═══ Records to use ═══
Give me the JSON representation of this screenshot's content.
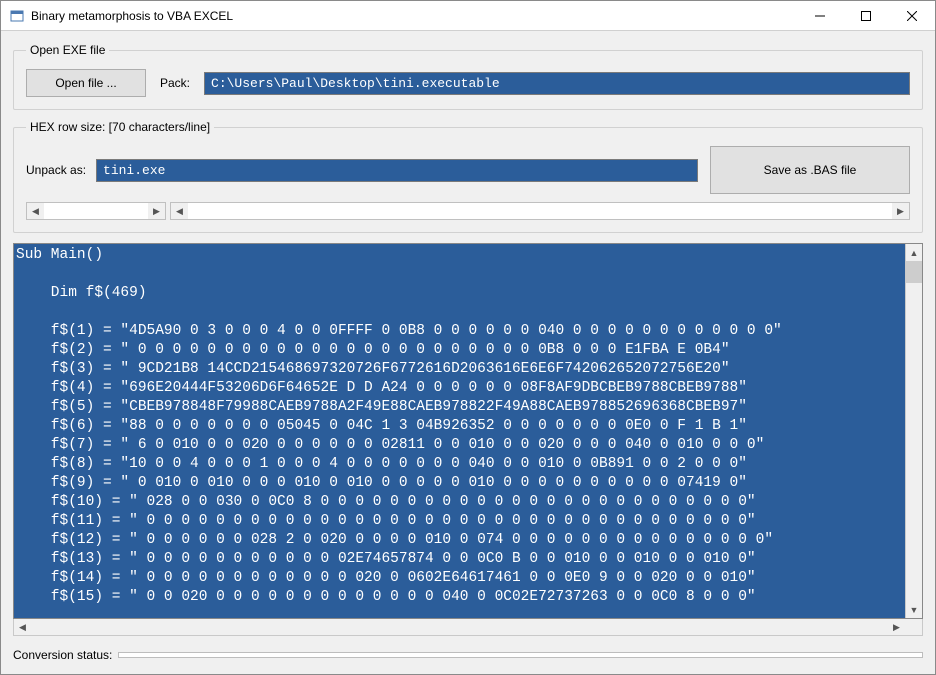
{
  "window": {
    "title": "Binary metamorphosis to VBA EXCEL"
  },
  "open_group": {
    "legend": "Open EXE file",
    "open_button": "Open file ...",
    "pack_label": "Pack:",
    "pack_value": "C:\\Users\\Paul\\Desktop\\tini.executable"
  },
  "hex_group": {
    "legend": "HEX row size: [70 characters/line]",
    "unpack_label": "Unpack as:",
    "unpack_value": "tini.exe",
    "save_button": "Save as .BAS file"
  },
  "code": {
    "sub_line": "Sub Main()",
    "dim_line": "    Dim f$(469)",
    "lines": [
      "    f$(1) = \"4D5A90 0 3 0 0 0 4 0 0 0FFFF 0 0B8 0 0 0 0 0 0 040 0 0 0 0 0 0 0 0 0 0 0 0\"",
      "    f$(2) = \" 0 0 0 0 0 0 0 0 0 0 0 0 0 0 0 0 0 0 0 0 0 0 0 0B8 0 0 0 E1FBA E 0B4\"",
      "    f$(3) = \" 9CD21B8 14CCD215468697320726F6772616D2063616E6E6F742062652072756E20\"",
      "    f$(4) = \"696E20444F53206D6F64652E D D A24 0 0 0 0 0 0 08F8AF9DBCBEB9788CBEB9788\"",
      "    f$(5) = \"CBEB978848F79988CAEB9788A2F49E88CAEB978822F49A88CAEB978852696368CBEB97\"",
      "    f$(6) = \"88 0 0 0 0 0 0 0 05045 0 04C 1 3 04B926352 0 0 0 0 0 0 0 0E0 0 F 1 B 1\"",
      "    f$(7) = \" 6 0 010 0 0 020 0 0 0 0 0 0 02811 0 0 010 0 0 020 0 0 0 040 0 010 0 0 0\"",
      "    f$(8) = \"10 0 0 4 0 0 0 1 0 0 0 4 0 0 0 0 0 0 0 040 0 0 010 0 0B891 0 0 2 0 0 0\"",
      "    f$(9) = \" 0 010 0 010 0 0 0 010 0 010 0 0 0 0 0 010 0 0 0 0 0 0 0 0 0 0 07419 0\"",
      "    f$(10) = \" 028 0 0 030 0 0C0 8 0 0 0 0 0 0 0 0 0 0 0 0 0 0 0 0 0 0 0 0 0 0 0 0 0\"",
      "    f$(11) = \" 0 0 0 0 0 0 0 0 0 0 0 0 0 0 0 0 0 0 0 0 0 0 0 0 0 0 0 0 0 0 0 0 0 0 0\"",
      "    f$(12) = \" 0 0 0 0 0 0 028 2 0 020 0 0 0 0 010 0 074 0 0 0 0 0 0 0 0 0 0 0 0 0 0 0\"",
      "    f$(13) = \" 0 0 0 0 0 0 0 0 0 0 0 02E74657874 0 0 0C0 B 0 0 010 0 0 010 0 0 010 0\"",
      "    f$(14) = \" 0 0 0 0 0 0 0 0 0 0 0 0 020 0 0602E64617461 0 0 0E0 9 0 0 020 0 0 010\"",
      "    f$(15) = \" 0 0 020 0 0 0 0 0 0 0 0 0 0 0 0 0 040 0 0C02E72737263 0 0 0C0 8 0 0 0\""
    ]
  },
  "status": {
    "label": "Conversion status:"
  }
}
═══
═══ Records to use ═══
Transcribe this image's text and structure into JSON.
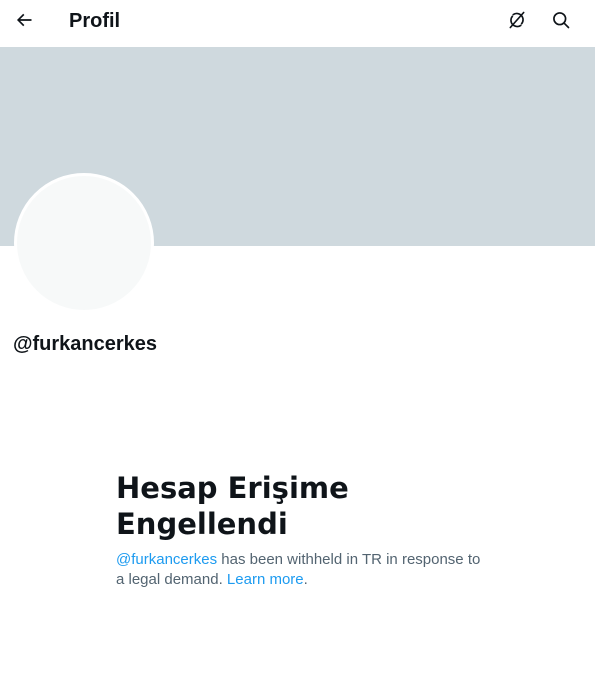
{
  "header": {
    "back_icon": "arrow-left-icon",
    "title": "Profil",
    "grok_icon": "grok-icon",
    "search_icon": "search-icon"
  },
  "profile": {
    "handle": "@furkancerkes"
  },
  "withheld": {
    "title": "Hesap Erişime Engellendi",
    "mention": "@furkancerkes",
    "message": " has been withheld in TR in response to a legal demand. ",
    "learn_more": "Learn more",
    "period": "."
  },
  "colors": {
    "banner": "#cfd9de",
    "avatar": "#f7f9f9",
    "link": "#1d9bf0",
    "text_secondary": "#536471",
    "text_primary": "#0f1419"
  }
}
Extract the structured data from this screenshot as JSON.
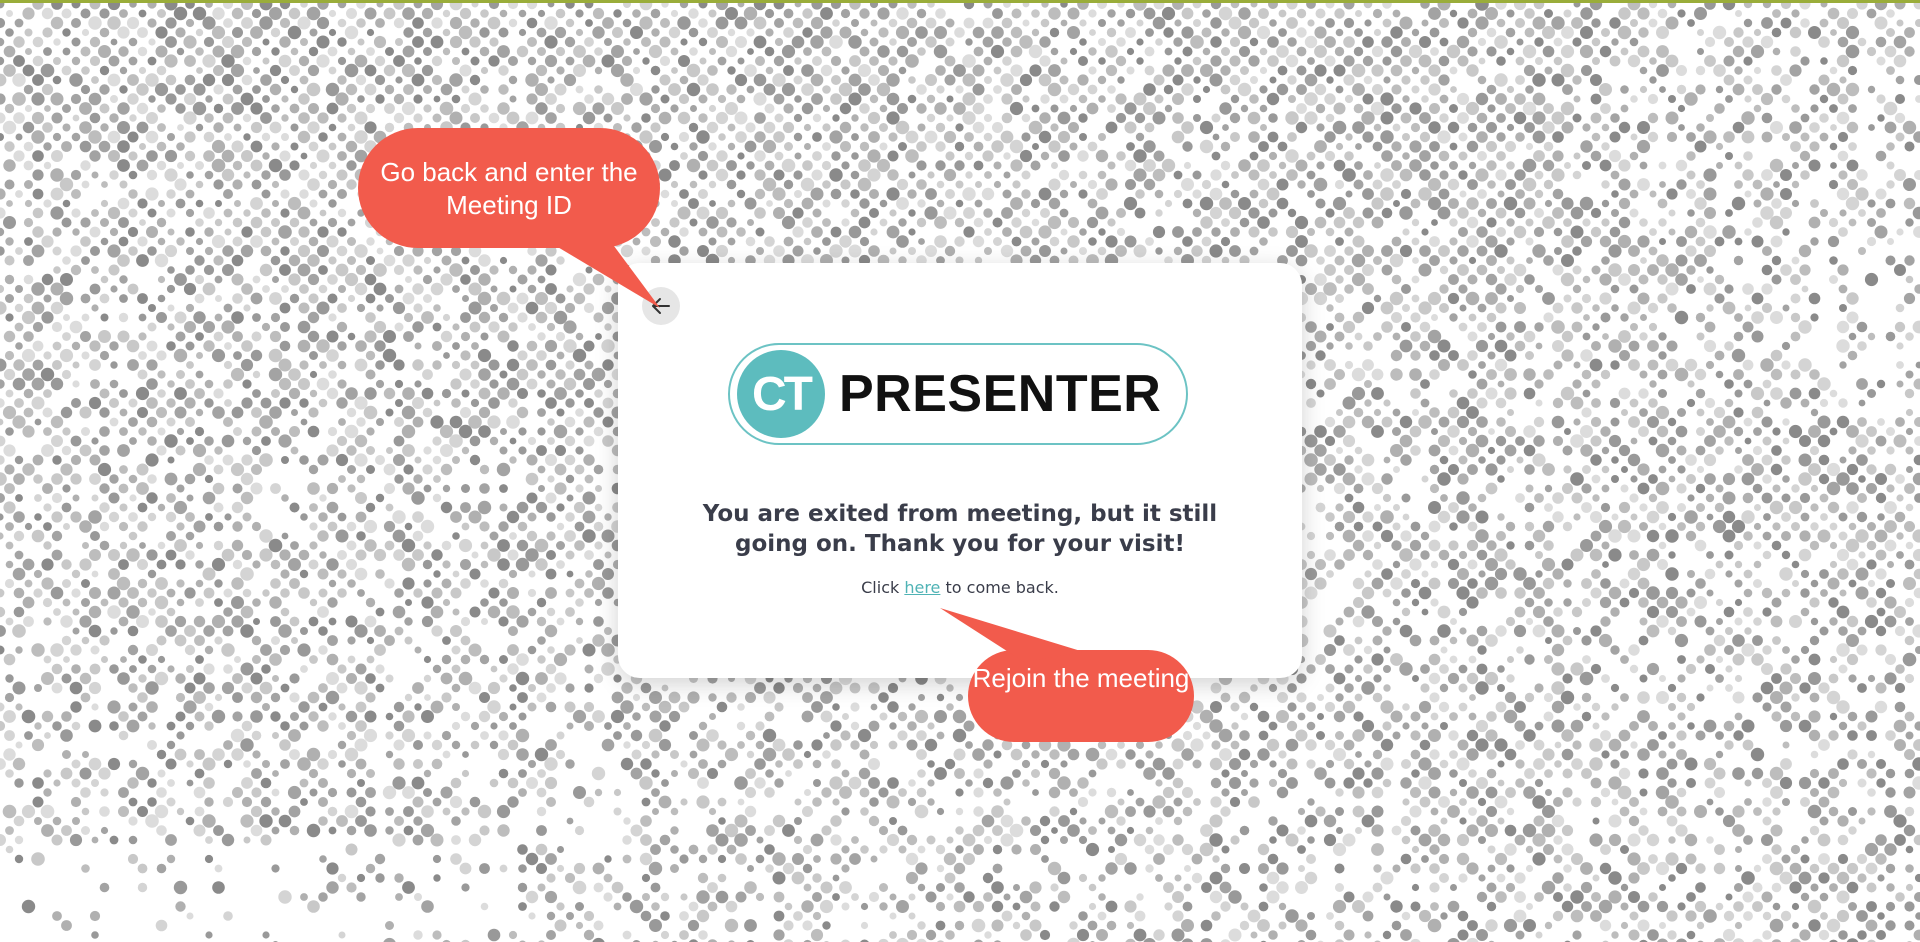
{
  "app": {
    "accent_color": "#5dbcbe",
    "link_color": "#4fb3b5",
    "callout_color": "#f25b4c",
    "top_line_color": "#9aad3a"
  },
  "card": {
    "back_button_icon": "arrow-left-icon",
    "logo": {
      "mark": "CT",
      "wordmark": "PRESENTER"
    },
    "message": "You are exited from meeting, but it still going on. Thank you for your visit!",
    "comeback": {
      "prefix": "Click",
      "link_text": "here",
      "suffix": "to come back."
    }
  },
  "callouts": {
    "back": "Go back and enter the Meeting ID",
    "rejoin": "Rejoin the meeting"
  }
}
═══
═══ Records to use ═══
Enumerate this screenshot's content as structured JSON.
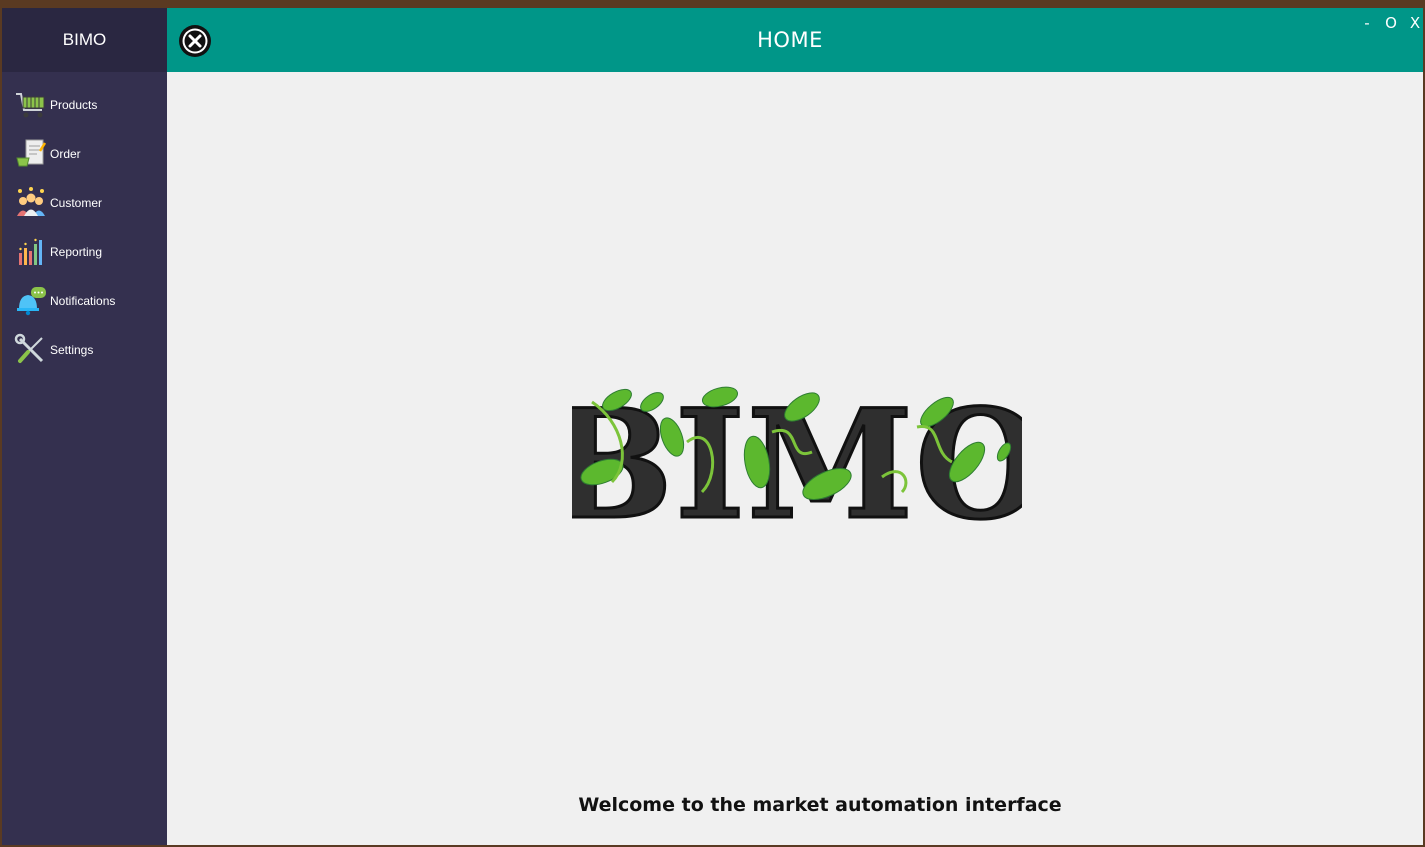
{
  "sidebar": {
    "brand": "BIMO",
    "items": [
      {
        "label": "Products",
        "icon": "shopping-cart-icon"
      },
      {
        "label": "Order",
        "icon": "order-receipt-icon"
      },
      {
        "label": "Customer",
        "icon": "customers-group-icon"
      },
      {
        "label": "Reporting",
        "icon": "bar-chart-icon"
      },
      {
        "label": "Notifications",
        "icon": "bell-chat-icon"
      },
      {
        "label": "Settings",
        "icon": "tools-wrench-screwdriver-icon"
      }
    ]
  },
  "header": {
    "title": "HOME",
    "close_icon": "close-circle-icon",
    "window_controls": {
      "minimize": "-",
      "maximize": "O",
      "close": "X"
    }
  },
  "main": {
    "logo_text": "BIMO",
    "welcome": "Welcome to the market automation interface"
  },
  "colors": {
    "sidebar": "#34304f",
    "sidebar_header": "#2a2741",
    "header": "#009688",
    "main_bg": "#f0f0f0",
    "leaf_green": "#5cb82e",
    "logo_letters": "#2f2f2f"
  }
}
═══
* Task details
What is the number of lines in the records that contain "screenshot"? Give that number only.

* Reply to the task
3